Begin INFORMATION GIVEN
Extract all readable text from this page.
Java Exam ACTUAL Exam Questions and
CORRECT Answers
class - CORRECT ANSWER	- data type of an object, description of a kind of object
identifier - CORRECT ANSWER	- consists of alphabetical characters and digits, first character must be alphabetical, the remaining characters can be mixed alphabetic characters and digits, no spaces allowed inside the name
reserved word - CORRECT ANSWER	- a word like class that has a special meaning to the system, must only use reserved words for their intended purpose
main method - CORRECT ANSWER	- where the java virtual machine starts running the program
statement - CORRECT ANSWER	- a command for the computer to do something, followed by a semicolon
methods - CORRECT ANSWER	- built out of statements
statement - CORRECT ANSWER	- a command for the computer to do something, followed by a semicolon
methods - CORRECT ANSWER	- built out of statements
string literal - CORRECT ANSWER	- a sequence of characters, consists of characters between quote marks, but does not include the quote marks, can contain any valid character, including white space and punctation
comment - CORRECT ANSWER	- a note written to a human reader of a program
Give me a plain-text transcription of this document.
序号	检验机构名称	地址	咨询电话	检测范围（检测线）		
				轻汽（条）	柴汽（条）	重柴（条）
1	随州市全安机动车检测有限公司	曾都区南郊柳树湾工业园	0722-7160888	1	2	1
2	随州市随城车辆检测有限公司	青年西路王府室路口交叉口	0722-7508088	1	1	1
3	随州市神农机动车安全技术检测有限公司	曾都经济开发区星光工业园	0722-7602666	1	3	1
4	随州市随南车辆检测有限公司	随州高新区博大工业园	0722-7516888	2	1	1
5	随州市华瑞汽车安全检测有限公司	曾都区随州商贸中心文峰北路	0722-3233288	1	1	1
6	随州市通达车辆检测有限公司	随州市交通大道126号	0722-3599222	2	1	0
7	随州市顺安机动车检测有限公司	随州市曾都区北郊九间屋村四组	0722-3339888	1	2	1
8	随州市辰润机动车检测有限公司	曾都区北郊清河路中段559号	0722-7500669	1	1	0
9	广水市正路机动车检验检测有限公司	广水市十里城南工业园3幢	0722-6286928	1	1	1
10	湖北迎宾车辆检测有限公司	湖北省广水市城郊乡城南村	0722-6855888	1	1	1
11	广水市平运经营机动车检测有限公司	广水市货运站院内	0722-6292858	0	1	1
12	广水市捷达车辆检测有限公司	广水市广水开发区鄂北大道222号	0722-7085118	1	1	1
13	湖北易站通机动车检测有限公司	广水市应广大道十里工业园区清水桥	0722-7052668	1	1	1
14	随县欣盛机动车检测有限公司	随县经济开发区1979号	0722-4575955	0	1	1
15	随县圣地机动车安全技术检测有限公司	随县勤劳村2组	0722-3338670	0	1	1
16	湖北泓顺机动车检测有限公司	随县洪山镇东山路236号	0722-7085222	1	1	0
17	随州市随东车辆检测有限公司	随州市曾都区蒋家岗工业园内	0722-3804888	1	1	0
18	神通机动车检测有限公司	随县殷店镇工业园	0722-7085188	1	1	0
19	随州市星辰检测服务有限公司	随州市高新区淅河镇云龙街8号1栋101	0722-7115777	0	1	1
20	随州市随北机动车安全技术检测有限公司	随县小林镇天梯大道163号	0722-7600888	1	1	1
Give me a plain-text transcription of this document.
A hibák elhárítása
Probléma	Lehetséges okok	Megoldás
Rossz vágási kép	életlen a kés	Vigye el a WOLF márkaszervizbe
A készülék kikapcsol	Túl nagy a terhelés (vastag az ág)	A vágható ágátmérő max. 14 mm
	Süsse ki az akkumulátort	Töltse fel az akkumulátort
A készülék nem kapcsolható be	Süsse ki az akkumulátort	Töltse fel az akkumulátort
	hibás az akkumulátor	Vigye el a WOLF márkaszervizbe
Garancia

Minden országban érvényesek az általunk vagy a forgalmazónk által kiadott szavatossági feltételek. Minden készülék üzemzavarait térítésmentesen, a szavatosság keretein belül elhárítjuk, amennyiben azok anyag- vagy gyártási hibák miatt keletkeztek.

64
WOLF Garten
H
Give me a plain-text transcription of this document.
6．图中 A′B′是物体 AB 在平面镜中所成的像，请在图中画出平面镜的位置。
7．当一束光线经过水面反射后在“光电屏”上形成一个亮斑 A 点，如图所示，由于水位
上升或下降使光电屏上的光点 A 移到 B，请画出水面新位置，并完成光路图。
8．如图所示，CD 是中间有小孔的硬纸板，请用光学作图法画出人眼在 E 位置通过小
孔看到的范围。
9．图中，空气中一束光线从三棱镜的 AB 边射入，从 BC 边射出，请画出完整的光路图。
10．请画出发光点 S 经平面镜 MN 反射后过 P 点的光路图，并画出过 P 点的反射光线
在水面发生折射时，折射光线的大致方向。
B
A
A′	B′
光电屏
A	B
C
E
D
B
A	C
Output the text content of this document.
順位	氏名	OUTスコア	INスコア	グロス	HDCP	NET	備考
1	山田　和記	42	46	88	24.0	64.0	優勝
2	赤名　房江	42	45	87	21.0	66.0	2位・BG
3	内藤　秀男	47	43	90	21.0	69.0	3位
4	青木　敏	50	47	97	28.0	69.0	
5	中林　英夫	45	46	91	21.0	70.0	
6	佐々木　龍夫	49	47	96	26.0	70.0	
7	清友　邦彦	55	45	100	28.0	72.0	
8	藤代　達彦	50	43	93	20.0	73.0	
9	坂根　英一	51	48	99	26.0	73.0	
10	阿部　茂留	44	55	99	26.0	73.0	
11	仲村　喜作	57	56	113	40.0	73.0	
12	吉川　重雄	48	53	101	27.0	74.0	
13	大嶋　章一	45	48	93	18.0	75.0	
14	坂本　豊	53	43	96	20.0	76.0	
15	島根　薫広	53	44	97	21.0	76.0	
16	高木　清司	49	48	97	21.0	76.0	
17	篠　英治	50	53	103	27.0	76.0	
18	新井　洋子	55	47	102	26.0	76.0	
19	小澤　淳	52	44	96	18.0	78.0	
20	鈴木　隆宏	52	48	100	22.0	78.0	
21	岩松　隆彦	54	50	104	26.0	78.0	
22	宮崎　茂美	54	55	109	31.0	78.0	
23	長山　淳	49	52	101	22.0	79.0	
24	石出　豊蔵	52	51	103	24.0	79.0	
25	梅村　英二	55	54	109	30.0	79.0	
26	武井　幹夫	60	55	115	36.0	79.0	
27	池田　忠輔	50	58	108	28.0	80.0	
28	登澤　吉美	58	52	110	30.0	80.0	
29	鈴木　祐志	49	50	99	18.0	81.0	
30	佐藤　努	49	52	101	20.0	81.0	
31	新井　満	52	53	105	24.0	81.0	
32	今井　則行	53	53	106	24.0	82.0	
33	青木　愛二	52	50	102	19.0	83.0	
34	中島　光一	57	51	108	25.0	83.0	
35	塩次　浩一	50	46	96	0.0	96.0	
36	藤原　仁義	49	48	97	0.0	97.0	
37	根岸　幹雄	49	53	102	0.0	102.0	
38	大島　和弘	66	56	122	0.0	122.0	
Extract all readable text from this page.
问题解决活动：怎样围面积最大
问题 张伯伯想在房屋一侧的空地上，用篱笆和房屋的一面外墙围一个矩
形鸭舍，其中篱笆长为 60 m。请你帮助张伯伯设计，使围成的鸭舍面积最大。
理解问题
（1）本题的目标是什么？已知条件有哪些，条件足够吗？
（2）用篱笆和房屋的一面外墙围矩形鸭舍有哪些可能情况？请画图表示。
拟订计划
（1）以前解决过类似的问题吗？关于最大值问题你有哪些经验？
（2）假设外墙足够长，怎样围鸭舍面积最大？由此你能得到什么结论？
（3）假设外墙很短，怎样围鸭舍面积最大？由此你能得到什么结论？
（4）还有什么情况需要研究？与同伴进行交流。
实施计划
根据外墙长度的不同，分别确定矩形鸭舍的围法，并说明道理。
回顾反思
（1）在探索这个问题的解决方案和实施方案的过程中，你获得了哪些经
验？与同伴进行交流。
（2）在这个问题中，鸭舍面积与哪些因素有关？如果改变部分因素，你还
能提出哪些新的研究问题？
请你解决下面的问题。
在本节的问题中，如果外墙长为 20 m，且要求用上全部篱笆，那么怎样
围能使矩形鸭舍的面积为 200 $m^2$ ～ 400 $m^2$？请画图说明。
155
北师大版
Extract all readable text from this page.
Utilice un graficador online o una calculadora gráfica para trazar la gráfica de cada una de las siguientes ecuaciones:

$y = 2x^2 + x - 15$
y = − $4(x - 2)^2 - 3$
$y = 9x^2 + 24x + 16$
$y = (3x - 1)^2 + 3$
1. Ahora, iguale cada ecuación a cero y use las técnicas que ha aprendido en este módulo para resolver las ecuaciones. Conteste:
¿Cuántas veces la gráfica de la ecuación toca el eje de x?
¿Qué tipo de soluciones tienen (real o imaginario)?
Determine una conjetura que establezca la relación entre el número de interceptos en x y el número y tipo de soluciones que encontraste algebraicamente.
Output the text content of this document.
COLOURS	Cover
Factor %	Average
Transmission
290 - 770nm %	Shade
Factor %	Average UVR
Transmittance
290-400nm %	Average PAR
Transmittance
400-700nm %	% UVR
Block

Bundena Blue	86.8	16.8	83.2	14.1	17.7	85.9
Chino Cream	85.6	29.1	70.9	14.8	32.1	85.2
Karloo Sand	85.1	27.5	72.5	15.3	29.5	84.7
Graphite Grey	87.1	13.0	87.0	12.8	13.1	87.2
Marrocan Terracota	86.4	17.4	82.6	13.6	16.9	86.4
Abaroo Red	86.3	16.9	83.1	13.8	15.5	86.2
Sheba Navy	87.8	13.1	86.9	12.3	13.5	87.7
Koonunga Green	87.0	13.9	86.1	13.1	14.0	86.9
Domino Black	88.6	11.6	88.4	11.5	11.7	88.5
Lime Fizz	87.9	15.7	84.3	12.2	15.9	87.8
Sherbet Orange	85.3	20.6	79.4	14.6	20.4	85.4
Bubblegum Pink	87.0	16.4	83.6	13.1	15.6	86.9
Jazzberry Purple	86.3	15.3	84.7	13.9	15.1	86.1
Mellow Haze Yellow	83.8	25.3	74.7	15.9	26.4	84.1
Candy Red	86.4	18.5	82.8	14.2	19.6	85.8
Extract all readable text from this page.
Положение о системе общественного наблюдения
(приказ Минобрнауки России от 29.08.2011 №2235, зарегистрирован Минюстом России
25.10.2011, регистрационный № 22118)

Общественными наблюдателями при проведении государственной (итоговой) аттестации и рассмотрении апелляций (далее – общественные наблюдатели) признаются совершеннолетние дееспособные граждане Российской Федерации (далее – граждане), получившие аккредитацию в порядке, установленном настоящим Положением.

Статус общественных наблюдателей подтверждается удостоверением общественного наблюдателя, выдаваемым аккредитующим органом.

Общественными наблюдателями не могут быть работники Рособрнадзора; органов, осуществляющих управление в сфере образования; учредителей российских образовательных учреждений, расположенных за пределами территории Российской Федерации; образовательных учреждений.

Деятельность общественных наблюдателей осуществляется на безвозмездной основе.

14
End INFORMATION GIVEN
__WHAT YOU SHOULD DO__. Show the lines that mention the word "Vigye".

__RESULT OF THE TASK__.
Rossz vágási kép	életlen a kés	Vigye el a WOLF márkaszervizbe
	hibás az akkumulátor	Vigye el a WOLF márkaszervizbe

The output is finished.